■ **Problem statement**: Copy out each line of the material below that holds the string "this".

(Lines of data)
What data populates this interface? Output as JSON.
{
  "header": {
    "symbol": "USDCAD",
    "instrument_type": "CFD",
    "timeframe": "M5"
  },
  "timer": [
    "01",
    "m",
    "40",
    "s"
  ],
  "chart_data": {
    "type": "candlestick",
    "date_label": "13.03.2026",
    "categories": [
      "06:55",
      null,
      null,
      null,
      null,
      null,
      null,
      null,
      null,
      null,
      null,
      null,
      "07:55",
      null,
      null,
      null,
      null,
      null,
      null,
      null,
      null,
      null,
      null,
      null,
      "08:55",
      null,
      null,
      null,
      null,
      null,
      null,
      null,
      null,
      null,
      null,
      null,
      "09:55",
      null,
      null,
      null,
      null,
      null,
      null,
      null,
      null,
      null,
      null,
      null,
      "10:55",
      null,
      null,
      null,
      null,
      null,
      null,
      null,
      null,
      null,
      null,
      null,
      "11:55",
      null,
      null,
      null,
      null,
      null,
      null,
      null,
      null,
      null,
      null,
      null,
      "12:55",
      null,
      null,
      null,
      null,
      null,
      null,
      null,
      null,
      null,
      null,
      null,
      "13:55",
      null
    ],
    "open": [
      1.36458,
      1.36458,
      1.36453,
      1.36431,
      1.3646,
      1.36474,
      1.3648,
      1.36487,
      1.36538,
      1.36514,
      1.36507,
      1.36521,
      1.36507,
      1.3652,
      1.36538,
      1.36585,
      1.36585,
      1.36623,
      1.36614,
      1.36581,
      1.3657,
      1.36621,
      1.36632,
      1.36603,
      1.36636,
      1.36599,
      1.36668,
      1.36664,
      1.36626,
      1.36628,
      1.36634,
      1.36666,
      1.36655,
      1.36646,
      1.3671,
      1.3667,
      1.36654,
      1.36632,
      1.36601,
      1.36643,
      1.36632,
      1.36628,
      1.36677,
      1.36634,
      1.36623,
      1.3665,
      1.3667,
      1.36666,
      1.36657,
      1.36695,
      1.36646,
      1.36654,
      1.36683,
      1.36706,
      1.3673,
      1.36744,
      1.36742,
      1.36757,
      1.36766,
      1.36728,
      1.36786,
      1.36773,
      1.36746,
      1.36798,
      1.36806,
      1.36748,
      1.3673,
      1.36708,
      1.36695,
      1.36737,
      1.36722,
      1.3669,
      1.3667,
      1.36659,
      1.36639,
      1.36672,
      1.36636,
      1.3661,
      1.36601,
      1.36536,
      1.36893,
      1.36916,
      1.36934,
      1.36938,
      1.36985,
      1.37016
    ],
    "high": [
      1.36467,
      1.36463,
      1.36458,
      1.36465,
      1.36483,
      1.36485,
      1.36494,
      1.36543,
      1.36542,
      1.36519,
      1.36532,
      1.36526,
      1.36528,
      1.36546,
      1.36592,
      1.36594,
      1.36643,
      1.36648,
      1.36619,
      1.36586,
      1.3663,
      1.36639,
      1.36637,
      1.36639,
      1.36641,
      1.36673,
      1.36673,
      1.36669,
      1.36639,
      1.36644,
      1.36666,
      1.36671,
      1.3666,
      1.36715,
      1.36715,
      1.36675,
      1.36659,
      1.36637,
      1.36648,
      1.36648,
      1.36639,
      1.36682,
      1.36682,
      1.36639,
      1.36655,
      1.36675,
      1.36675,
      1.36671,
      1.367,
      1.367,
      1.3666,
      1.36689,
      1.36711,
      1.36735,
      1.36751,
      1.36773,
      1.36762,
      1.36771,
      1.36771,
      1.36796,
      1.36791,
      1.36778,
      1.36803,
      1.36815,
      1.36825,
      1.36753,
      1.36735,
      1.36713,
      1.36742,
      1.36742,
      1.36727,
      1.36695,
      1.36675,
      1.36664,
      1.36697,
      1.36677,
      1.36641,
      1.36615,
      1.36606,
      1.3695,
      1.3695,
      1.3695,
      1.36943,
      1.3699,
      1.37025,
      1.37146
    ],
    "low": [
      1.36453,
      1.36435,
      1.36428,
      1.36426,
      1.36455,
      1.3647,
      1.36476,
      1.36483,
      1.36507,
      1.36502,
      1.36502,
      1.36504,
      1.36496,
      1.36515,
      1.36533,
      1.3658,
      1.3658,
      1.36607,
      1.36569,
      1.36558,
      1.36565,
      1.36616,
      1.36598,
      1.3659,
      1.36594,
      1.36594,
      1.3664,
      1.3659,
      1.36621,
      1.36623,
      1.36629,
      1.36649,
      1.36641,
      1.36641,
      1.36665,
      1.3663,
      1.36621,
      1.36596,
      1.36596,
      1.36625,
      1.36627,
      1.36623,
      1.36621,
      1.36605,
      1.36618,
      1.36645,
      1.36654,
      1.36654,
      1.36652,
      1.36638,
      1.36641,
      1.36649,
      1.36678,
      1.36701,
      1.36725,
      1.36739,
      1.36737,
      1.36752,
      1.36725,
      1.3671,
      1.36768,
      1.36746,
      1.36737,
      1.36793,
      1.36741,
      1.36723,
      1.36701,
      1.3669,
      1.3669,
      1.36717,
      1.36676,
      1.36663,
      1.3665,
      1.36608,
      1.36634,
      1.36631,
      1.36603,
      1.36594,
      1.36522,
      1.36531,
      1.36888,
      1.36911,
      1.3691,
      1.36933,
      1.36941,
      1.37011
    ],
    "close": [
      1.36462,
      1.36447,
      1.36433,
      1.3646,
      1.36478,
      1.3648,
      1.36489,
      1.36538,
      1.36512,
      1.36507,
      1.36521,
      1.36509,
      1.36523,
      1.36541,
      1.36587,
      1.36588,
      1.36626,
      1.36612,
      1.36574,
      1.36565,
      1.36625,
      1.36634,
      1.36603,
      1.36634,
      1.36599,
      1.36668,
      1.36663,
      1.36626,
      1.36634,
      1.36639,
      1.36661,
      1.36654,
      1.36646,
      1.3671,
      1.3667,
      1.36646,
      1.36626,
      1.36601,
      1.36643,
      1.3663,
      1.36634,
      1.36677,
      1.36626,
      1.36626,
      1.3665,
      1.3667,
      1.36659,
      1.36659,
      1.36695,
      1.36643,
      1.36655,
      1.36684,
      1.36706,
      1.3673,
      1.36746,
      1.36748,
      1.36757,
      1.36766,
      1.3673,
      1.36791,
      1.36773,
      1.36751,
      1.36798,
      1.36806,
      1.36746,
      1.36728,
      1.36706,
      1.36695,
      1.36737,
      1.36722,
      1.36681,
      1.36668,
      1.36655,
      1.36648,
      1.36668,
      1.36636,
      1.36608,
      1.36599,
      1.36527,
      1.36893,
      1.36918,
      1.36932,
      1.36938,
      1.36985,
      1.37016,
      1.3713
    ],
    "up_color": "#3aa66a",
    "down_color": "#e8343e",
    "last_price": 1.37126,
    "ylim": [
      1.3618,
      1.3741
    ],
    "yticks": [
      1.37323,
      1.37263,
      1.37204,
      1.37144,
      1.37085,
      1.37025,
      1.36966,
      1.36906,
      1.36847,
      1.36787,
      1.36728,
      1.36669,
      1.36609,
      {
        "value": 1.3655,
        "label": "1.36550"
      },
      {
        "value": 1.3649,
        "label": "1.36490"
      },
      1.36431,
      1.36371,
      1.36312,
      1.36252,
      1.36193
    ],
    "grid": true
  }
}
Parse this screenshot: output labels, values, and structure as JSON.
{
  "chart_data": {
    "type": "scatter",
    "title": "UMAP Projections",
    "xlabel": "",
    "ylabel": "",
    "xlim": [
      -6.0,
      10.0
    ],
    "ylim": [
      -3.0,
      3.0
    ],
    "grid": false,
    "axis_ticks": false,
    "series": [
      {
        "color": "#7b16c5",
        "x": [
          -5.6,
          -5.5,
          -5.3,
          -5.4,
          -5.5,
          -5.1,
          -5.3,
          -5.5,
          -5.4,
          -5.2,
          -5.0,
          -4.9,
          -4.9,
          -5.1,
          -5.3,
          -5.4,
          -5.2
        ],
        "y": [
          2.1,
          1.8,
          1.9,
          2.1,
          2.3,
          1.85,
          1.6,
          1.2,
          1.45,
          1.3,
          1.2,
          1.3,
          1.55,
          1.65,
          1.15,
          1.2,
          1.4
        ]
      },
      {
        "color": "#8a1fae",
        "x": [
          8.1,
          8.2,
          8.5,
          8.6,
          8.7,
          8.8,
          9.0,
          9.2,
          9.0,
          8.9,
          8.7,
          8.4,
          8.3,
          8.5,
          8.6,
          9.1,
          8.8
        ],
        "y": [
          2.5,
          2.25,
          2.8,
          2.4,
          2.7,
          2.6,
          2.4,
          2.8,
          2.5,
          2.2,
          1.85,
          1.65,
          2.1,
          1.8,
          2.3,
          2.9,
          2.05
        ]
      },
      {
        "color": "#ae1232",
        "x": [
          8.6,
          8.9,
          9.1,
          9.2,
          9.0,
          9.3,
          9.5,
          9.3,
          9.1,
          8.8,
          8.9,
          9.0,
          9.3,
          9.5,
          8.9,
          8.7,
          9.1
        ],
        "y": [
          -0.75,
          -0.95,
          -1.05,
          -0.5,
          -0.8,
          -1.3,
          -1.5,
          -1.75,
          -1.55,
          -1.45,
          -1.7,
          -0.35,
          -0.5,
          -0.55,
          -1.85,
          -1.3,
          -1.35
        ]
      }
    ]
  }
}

■ **Task answer**:
What data populates this interface? Output as JSON.
Parse this screenshot: output labels, values, and structure as JSON.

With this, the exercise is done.